* **THE PROBLEM**
Write out every line of the material exactly as it appears.

(Excerpt from a dataset)
begin
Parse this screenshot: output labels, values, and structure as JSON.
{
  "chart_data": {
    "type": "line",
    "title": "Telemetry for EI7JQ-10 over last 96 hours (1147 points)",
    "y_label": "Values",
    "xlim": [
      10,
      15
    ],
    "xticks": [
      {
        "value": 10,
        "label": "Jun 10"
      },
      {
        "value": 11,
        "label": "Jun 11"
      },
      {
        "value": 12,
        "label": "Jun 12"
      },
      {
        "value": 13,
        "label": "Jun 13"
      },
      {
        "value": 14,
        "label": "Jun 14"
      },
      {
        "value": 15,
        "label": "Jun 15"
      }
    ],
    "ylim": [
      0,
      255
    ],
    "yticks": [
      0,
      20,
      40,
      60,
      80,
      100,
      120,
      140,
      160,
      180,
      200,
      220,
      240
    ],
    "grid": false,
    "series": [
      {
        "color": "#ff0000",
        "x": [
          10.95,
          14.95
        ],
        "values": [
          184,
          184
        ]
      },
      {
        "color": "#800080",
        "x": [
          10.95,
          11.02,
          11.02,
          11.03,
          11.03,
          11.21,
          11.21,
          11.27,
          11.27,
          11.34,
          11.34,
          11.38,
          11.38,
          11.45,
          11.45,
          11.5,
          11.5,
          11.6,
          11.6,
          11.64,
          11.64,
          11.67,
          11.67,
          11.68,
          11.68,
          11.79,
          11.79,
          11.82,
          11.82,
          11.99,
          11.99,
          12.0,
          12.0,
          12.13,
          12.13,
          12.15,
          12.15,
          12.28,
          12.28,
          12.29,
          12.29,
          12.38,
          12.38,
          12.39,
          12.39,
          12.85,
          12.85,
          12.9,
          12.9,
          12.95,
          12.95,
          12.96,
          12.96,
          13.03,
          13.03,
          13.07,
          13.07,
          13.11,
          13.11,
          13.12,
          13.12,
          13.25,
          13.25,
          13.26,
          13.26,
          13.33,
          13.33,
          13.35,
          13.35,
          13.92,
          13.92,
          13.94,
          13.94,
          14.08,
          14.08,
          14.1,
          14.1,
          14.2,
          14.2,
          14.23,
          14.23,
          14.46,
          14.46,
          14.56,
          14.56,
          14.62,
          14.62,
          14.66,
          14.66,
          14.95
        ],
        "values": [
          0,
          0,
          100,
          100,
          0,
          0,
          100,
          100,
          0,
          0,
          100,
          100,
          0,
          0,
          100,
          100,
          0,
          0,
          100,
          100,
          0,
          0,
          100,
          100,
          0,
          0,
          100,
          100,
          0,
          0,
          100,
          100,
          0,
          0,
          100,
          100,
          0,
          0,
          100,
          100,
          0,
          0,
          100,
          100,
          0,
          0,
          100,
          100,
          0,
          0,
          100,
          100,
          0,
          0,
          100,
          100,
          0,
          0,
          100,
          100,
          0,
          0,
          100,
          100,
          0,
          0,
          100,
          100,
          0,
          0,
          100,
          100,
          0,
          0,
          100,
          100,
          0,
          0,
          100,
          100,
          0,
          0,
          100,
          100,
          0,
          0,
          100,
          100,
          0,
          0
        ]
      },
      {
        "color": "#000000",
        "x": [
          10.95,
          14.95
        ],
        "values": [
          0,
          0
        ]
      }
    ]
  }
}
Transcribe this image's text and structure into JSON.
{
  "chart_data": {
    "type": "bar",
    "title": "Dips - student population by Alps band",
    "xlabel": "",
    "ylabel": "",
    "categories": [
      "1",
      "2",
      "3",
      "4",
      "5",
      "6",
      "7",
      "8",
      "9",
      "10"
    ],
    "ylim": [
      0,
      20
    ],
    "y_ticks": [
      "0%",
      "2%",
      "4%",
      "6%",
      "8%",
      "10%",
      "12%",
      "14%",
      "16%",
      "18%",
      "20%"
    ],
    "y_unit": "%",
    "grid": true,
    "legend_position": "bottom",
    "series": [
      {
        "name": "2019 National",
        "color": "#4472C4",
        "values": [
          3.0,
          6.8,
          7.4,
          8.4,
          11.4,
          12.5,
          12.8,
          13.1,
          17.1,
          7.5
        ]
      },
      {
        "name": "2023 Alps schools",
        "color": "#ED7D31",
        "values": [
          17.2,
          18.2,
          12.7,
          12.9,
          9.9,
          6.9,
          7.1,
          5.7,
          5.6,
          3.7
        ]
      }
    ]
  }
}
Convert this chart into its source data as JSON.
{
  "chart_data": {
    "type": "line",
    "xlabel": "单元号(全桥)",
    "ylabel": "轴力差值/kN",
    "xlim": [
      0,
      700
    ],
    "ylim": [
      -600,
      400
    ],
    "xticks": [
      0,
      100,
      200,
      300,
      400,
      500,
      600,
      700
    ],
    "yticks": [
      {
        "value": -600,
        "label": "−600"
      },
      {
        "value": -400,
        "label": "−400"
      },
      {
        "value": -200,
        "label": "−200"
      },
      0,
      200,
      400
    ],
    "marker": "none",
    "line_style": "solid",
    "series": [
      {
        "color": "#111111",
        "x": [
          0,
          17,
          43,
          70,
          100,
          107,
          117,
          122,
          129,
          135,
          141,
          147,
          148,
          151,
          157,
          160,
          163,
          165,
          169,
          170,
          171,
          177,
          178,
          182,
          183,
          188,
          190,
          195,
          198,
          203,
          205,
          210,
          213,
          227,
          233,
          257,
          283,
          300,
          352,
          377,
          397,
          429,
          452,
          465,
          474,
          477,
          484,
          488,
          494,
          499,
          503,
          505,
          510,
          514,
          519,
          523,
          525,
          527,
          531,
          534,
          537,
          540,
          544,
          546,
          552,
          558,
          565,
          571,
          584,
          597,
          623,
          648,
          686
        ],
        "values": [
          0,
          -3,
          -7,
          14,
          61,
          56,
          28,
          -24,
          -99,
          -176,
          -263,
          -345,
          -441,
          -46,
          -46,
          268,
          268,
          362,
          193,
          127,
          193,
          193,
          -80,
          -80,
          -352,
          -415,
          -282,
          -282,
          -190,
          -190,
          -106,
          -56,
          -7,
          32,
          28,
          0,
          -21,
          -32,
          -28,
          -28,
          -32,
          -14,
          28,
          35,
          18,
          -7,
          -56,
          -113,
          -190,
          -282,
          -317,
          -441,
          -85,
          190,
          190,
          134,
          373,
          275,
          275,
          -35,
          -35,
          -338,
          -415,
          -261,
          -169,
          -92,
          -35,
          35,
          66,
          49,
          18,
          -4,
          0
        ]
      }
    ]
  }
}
end
* **RESPONSE**
Parse this screenshot: output labels, values, and structure as JSON.
{
  "chart_data": {
    "type": "line",
    "title": "Telemetry for EI7JQ-10 over last 96 hours (1147 points)",
    "y_label": "Values",
    "xlim": [
      10,
      15
    ],
    "xticks": [
      {
        "value": 10,
        "label": "Jun 10"
      },
      {
        "value": 11,
        "label": "Jun 11"
      },
      {
        "value": 12,
        "label": "Jun 12"
      },
      {
        "value": 13,
        "label": "Jun 13"
      },
      {
        "value": 14,
        "label": "Jun 14"
      },
      {
        "value": 15,
        "label": "Jun 15"
      }
    ],
    "ylim": [
      0,
      255
    ],
    "yticks": [
      0,
      20,
      40,
      60,
      80,
      100,
      120,
      140,
      160,
      180,
      200,
      220,
      240
    ],
    "grid": false,
    "series": [
      {
        "color": "#ff0000",
        "x": [
          10.95,
          14.95
        ],
        "values": [
          184,
          184
        ]
      },
      {
        "color": "#800080",
        "x": [
          10.95,
          11.02,
          11.02,
          11.03,
          11.03,
          11.21,
          11.21,
          11.27,
          11.27,
          11.34,
          11.34,
          11.38,
          11.38,
          11.45,
          11.45,
          11.5,
          11.5,
          11.6,
          11.6,
          11.64,
          11.64,
          11.67,
          11.67,
          11.68,
          11.68,
          11.79,
          11.79,
          11.82,
          11.82,
          11.99,
          11.99,
          12.0,
          12.0,
          12.13,
          12.13,
          12.15,
          12.15,
          12.28,
          12.28,
          12.29,
          12.29,
          12.38,
          12.38,
          12.39,
          12.39,
          12.85,
          12.85,
          12.9,
          12.9,
          12.95,
          12.95,
          12.96,
          12.96,
          13.03,
          13.03,
          13.07,
          13.07,
          13.11,
          13.11,
          13.12,
          13.12,
          13.25,
          13.25,
          13.26,
          13.26,
          13.33,
          13.33,
          13.35,
          13.35,
          13.92,
          13.92,
          13.94,
          13.94,
          14.08,
          14.08,
          14.1,
          14.1,
          14.2,
          14.2,
          14.23,
          14.23,
          14.46,
          14.46,
          14.56,
          14.56,
          14.62,
          14.62,
          14.66,
          14.66,
          14.95
        ],
        "values": [
          0,
          0,
          100,
          100,
          0,
          0,
          100,
          100,
          0,
          0,
          100,
          100,
          0,
          0,
          100,
          100,
          0,
          0,
          100,
          100,
          0,
          0,
          100,
          100,
          0,
          0,
          100,
          100,
          0,
          0,
          100,
          100,
          0,
          0,
          100,
          100,
          0,
          0,
          100,
          100,
          0,
          0,
          100,
          100,
          0,
          0,
          100,
          100,
          0,
          0,
          100,
          100,
          0,
          0,
          100,
          100,
          0,
          0,
          100,
          100,
          0,
          0,
          100,
          100,
          0,
          0,
          100,
          100,
          0,
          0,
          100,
          100,
          0,
          0,
          100,
          100,
          0,
          0,
          100,
          100,
          0,
          0,
          100,
          100,
          0,
          0,
          100,
          100,
          0,
          0
        ]
      },
      {
        "color": "#000000",
        "x": [
          10.95,
          14.95
        ],
        "values": [
          0,
          0
        ]
      }
    ]
  }
}
Transcribe this image's text and structure into JSON.
{
  "chart_data": {
    "type": "bar",
    "title": "Dips - student population by Alps band",
    "xlabel": "",
    "ylabel": "",
    "categories": [
      "1",
      "2",
      "3",
      "4",
      "5",
      "6",
      "7",
      "8",
      "9",
      "10"
    ],
    "ylim": [
      0,
      20
    ],
    "y_ticks": [
      "0%",
      "2%",
      "4%",
      "6%",
      "8%",
      "10%",
      "12%",
      "14%",
      "16%",
      "18%",
      "20%"
    ],
    "y_unit": "%",
    "grid": true,
    "legend_position": "bottom",
    "series": [
      {
        "name": "2019 National",
        "color": "#4472C4",
        "values": [
          3.0,
          6.8,
          7.4,
          8.4,
          11.4,
          12.5,
          12.8,
          13.1,
          17.1,
          7.5
        ]
      },
      {
        "name": "2023 Alps schools",
        "color": "#ED7D31",
        "values": [
          17.2,
          18.2,
          12.7,
          12.9,
          9.9,
          6.9,
          7.1,
          5.7,
          5.6,
          3.7
        ]
      }
    ]
  }
}
Convert this chart into its source data as JSON.
{
  "chart_data": {
    "type": "line",
    "xlabel": "单元号(全桥)",
    "ylabel": "轴力差值/kN",
    "xlim": [
      0,
      700
    ],
    "ylim": [
      -600,
      400
    ],
    "xticks": [
      0,
      100,
      200,
      300,
      400,
      500,
      600,
      700
    ],
    "yticks": [
      {
        "value": -600,
        "label": "−600"
      },
      {
        "value": -400,
        "label": "−400"
      },
      {
        "value": -200,
        "label": "−200"
      },
      0,
      200,
      400
    ],
    "marker": "none",
    "line_style": "solid",
    "series": [
      {
        "color": "#111111",
        "x": [
          0,
          17,
          43,
          70,
          100,
          107,
          117,
          122,
          129,
          135,
          141,
          147,
          148,
          151,
          157,
          160,
          163,
          165,
          169,
          170,
          171,
          177,
          178,
          182,
          183,
          188,
          190,
          195,
          198,
          203,
          205,
          210,
          213,
          227,
          233,
          257,
          283,
          300,
          352,
          377,
          397,
          429,
          452,
          465,
          474,
          477,
          484,
          488,
          494,
          499,
          503,
          505,
          510,
          514,
          519,
          523,
          525,
          527,
          531,
          534,
          537,
          540,
          544,
          546,
          552,
          558,
          565,
          571,
          584,
          597,
          623,
          648,
          686
        ],
        "values": [
          0,
          -3,
          -7,
          14,
          61,
          56,
          28,
          -24,
          -99,
          -176,
          -263,
          -345,
          -441,
          -46,
          -46,
          268,
          268,
          362,
          193,
          127,
          193,
          193,
          -80,
          -80,
          -352,
          -415,
          -282,
          -282,
          -190,
          -190,
          -106,
          -56,
          -7,
          32,
          28,
          0,
          -21,
          -32,
          -28,
          -28,
          -32,
          -14,
          28,
          35,
          18,
          -7,
          -56,
          -113,
          -190,
          -282,
          -317,
          -441,
          -85,
          190,
          190,
          134,
          373,
          275,
          275,
          -35,
          -35,
          -338,
          -415,
          -261,
          -169,
          -92,
          -35,
          35,
          66,
          49,
          18,
          -4,
          0
        ]
      }
    ]
  }
}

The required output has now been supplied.